• **Material provided**:
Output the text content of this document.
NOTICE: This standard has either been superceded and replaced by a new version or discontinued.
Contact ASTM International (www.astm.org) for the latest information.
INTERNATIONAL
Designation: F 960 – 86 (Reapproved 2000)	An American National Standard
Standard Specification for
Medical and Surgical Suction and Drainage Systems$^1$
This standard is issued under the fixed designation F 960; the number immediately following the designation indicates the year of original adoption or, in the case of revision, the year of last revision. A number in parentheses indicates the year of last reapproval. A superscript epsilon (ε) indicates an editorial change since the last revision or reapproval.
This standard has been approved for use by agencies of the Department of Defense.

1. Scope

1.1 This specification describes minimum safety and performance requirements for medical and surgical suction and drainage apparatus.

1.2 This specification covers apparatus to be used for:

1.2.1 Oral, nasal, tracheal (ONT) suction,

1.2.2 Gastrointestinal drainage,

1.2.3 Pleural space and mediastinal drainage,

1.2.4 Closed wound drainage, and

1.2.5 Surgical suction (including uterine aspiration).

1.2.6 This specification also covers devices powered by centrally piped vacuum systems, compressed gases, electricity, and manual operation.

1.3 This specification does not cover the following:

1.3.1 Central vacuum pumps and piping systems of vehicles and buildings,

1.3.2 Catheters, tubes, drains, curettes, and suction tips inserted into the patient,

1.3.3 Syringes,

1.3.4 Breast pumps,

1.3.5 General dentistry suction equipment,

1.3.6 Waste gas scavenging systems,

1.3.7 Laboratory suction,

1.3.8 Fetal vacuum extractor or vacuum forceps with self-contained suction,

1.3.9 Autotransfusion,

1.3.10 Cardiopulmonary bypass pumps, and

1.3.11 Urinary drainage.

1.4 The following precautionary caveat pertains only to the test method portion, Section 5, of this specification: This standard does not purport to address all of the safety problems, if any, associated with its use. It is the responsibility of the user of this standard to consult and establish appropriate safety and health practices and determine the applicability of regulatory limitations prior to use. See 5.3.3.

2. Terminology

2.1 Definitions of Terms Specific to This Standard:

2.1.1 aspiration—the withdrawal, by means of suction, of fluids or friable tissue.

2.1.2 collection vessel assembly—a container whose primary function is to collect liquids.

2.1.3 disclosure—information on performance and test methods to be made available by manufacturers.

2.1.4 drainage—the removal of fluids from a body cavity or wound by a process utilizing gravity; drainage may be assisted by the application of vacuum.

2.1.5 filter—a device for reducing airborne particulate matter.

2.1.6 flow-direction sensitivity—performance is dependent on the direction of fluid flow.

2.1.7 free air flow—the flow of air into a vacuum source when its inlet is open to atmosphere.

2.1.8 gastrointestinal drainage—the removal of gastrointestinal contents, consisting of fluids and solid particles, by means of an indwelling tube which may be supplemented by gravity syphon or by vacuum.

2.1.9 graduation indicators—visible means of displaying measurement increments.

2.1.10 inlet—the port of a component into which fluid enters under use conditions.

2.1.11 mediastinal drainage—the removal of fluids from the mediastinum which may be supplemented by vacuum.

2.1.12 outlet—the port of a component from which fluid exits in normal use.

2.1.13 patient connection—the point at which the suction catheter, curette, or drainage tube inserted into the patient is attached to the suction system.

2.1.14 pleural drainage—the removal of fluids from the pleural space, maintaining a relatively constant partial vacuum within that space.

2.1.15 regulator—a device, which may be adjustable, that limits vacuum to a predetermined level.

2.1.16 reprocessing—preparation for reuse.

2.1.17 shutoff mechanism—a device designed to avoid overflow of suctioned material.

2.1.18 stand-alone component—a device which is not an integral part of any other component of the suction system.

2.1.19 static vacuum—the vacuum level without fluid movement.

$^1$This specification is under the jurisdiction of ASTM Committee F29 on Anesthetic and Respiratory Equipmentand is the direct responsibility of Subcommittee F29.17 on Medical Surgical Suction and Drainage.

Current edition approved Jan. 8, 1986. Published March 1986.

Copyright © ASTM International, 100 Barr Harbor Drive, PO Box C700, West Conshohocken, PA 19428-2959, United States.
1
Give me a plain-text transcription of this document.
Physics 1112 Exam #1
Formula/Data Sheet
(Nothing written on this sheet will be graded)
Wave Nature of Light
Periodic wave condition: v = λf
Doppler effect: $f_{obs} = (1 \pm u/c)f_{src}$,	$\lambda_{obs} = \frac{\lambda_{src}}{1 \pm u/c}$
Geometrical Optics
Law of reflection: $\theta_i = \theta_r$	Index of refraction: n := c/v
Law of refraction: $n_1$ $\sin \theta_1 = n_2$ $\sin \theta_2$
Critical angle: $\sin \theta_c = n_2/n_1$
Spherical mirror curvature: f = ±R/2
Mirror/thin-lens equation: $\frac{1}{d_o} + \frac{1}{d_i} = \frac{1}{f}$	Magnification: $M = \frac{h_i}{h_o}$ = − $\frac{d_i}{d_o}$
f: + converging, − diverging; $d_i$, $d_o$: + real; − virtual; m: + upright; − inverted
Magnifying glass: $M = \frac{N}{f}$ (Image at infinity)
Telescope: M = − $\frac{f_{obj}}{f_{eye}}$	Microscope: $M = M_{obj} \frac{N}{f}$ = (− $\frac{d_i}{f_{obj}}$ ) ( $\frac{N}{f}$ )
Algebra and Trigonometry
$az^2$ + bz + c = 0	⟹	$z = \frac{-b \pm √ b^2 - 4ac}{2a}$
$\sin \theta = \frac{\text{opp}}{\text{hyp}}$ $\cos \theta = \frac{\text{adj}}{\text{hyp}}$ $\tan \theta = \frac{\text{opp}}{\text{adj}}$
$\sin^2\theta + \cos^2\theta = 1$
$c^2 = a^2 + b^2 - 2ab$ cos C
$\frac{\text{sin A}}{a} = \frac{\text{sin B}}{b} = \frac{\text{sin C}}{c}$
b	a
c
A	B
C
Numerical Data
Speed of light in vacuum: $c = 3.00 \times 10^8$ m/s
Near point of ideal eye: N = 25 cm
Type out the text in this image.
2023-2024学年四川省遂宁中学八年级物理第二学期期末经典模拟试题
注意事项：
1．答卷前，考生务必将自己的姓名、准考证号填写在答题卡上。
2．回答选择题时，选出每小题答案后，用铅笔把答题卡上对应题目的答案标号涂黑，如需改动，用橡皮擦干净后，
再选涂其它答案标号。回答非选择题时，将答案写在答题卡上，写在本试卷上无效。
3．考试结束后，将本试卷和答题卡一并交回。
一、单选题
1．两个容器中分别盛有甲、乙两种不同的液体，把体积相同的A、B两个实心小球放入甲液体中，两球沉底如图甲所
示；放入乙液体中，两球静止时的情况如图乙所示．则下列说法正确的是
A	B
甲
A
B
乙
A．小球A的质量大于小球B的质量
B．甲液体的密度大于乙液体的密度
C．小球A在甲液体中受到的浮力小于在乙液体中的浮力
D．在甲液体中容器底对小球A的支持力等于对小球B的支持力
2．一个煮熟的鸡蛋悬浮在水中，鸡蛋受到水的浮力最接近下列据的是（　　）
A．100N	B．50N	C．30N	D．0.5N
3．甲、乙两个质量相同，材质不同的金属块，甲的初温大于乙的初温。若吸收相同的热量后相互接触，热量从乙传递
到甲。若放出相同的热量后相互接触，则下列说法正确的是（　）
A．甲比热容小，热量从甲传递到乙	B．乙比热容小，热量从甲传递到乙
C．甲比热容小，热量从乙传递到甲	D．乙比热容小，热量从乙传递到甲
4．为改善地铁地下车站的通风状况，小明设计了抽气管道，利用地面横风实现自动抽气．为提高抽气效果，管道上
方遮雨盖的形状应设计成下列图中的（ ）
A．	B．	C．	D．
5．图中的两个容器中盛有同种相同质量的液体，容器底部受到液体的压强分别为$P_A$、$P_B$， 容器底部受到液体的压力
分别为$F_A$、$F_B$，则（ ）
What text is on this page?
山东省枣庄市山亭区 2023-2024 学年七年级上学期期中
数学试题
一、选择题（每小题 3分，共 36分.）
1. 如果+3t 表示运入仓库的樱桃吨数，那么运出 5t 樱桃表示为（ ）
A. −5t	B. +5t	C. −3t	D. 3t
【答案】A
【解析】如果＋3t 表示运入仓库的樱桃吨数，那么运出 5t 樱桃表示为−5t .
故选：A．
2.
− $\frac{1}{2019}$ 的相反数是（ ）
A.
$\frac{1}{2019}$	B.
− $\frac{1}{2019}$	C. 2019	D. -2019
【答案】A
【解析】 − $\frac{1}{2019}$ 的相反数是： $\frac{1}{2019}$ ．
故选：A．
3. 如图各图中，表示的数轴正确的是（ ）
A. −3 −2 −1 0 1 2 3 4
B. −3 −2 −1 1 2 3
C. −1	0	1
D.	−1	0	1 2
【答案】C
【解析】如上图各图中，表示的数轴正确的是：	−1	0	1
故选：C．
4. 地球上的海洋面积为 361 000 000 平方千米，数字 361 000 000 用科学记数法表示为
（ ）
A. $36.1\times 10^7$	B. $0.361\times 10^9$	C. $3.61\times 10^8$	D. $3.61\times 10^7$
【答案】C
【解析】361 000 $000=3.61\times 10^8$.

• **What the exercise asks**:
Scan the listing above. Collect all lines with the word "inserted".

• **Reply to the task**:
1.3.2 Catheters, tubes, drains, curettes, and suction tips inserted into the patient,
2.1.13 patient connection—the point at which the suction catheter, curette, or drainage tube inserted into the patient is attached to the suction system.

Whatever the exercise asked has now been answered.